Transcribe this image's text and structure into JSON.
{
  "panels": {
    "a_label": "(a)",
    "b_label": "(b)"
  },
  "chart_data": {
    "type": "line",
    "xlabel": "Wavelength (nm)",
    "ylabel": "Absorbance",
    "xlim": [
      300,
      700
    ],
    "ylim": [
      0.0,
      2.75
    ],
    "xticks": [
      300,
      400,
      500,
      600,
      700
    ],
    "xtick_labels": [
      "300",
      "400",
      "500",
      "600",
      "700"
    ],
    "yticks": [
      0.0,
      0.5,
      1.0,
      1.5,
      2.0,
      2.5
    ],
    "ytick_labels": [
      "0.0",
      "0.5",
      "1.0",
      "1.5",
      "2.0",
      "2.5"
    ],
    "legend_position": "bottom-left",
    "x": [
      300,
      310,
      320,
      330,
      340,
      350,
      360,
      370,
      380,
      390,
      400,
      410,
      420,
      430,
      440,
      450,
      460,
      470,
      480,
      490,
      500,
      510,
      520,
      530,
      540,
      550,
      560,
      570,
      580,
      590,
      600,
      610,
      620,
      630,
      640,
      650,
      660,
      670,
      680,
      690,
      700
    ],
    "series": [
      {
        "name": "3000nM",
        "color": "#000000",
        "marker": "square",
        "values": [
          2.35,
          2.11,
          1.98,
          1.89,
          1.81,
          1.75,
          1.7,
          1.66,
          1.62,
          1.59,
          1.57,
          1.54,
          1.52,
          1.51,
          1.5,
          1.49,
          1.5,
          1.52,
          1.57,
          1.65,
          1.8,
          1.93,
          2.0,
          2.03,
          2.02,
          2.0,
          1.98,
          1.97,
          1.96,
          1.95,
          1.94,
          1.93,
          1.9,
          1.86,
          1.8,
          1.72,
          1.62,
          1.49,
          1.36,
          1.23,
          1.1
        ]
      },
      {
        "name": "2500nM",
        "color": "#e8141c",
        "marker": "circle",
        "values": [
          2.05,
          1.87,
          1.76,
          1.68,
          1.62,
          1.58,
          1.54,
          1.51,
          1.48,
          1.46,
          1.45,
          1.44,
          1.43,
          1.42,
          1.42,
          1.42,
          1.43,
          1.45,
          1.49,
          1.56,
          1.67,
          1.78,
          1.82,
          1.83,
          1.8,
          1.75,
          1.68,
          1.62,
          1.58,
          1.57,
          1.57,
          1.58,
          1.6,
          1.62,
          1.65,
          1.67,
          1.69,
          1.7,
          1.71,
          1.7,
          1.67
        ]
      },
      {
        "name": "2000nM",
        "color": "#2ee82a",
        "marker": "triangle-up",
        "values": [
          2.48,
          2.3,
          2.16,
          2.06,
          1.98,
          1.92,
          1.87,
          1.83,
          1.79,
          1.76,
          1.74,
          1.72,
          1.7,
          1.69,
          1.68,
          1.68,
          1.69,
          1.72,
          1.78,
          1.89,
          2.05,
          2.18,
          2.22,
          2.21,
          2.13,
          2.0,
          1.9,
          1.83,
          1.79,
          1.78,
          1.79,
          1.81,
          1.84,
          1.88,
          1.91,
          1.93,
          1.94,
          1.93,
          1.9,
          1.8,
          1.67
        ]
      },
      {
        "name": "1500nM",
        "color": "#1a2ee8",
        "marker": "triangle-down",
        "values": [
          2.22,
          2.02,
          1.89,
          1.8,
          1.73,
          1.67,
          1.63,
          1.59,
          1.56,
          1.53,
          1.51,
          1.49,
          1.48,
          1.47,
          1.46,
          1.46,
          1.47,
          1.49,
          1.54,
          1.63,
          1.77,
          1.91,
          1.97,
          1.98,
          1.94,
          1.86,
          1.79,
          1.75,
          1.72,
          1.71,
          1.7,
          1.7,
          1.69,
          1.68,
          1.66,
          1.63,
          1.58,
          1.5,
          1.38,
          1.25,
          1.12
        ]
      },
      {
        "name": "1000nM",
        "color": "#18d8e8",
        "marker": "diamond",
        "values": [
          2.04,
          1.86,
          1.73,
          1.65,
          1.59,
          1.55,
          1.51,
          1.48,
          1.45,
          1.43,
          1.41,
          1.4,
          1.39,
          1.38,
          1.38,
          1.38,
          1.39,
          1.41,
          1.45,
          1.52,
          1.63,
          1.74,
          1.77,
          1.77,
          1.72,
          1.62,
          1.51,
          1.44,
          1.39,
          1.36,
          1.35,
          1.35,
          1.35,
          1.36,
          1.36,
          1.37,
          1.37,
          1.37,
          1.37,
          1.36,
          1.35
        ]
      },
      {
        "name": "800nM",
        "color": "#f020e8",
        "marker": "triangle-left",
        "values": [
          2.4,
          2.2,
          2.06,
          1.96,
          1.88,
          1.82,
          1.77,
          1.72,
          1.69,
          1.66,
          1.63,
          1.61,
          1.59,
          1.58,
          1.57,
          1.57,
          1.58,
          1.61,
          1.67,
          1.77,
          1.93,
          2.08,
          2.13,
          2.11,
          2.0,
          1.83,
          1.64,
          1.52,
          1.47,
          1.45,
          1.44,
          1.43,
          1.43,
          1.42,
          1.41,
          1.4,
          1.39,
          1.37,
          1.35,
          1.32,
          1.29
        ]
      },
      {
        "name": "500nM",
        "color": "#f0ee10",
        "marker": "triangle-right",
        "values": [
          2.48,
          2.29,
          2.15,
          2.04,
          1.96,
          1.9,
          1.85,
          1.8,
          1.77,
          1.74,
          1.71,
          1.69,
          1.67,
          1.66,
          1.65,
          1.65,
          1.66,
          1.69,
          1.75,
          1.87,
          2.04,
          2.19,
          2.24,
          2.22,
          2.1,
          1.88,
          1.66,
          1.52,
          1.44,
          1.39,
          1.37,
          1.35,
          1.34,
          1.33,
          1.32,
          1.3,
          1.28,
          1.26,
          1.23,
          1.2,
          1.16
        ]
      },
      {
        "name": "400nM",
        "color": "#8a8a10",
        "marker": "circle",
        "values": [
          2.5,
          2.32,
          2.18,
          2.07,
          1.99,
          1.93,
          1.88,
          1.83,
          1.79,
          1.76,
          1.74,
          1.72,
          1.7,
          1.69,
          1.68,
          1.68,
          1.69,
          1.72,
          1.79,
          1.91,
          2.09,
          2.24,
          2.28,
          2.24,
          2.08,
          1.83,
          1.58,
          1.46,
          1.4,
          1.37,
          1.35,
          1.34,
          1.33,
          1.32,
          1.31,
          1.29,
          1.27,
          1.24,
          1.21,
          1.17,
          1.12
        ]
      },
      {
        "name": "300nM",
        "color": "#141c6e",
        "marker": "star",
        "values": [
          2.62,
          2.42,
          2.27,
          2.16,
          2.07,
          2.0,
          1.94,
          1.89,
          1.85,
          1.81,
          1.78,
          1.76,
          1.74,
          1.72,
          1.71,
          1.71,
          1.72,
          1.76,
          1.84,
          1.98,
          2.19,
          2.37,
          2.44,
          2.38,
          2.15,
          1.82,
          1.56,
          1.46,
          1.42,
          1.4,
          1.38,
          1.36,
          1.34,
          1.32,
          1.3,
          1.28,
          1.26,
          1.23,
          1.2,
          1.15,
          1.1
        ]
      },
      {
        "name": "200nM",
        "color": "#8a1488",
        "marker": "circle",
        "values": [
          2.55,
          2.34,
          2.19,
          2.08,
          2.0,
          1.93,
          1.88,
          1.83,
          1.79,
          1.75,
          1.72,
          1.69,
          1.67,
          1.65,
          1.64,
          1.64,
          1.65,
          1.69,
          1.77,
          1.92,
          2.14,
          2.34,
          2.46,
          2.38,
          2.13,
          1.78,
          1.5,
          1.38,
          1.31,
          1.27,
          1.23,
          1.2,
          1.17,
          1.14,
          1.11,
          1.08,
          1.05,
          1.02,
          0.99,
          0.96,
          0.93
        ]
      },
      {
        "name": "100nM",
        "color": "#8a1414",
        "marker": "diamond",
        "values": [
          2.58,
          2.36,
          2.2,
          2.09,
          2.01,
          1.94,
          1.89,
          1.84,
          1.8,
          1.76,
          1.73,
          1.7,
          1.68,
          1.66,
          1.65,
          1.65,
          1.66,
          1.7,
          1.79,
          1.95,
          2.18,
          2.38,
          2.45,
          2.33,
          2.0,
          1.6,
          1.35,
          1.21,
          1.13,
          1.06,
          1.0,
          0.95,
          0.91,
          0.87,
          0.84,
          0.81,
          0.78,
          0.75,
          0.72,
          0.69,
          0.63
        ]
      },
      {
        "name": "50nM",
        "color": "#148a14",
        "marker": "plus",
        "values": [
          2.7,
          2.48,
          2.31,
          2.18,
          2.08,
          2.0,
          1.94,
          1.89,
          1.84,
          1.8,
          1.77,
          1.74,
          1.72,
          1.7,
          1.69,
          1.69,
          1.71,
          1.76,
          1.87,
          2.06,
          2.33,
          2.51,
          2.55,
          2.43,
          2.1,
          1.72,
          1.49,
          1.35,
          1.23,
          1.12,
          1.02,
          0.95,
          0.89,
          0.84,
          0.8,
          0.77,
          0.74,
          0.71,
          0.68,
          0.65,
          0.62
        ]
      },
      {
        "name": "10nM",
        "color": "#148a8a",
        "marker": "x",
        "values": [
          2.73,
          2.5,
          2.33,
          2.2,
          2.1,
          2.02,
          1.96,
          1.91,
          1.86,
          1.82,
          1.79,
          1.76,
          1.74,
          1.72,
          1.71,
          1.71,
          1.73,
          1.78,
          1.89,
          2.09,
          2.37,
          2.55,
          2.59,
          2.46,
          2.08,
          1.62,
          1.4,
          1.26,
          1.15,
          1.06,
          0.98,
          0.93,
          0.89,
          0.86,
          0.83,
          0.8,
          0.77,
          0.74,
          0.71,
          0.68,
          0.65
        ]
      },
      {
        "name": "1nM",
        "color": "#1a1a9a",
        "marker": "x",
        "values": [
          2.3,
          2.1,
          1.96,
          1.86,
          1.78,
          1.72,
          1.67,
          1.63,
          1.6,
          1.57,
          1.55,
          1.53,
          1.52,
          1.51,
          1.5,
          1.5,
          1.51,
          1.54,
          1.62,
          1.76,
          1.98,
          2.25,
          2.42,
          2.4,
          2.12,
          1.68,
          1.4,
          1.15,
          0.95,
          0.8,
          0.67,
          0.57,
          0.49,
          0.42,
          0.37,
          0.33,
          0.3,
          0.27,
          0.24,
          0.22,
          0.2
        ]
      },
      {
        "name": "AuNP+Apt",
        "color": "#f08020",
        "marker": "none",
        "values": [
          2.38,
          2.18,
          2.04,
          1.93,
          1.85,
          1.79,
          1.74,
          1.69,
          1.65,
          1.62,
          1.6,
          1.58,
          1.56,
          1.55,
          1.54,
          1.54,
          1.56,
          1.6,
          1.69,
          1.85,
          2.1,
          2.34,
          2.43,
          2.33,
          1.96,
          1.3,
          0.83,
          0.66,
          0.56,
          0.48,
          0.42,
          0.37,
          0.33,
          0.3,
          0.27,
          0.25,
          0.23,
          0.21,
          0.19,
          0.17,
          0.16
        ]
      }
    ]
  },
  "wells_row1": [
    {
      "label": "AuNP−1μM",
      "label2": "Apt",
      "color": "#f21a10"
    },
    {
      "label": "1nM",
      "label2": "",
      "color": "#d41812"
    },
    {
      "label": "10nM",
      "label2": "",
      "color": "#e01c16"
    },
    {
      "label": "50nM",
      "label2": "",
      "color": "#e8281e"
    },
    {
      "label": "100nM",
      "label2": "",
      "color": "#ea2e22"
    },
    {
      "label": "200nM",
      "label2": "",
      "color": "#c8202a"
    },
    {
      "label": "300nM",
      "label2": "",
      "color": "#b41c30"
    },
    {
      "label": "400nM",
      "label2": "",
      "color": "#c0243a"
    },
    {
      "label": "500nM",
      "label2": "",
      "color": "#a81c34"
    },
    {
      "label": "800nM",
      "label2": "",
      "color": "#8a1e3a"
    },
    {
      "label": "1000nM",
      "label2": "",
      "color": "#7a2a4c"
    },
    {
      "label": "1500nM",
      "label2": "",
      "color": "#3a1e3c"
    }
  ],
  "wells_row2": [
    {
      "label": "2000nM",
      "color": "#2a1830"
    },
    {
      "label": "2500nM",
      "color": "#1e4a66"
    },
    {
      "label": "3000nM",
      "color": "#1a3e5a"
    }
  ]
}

==

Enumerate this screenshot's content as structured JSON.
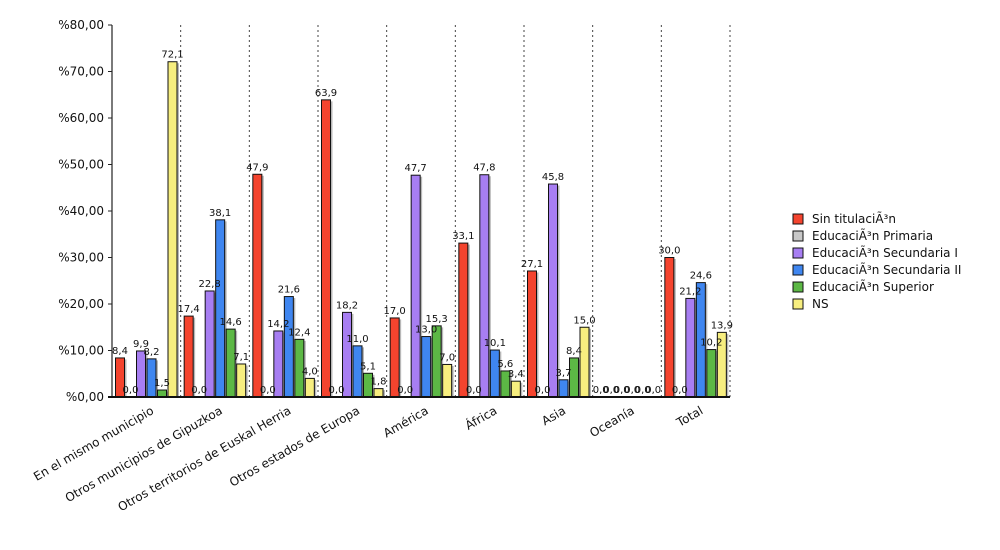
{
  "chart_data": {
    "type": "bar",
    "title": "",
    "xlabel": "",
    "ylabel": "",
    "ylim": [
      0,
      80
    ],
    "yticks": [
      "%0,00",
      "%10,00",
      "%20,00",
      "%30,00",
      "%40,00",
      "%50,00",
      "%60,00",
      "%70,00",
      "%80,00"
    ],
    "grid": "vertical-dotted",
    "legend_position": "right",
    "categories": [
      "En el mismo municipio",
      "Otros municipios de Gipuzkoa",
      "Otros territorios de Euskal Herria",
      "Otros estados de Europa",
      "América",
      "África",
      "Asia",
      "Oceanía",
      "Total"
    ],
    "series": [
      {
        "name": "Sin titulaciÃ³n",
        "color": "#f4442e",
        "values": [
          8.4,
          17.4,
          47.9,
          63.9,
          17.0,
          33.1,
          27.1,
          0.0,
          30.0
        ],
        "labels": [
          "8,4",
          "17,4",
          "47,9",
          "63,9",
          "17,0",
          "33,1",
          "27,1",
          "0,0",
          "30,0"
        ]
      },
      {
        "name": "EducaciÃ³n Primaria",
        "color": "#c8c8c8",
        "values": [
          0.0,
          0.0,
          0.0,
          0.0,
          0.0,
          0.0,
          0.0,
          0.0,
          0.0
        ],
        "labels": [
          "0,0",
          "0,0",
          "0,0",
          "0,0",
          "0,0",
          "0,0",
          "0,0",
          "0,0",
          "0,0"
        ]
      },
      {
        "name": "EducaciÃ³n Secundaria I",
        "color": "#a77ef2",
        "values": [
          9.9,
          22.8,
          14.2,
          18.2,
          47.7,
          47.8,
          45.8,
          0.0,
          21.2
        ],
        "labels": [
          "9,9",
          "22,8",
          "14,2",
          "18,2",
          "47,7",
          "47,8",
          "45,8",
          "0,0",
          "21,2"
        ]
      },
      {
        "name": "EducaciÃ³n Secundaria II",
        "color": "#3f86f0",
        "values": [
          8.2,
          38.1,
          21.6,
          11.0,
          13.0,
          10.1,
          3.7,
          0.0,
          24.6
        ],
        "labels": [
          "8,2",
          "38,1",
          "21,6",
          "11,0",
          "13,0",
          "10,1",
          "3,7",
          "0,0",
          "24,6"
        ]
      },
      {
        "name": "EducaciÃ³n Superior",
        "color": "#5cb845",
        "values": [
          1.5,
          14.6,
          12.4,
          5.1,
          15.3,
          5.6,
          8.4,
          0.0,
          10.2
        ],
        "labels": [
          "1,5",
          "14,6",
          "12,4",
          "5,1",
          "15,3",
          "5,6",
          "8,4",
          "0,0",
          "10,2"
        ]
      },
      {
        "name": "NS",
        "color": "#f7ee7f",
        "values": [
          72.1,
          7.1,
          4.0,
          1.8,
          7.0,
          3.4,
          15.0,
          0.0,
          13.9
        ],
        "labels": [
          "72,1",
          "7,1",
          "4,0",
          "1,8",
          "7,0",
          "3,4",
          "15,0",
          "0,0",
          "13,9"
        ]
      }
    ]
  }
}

- Stated problem: Show, from the material above, each line that includes the string "Otros".

- Exercise response:
      "Otros municipios de Gipuzkoa",
      "Otros territorios de Euskal Herria",
      "Otros estados de Europa",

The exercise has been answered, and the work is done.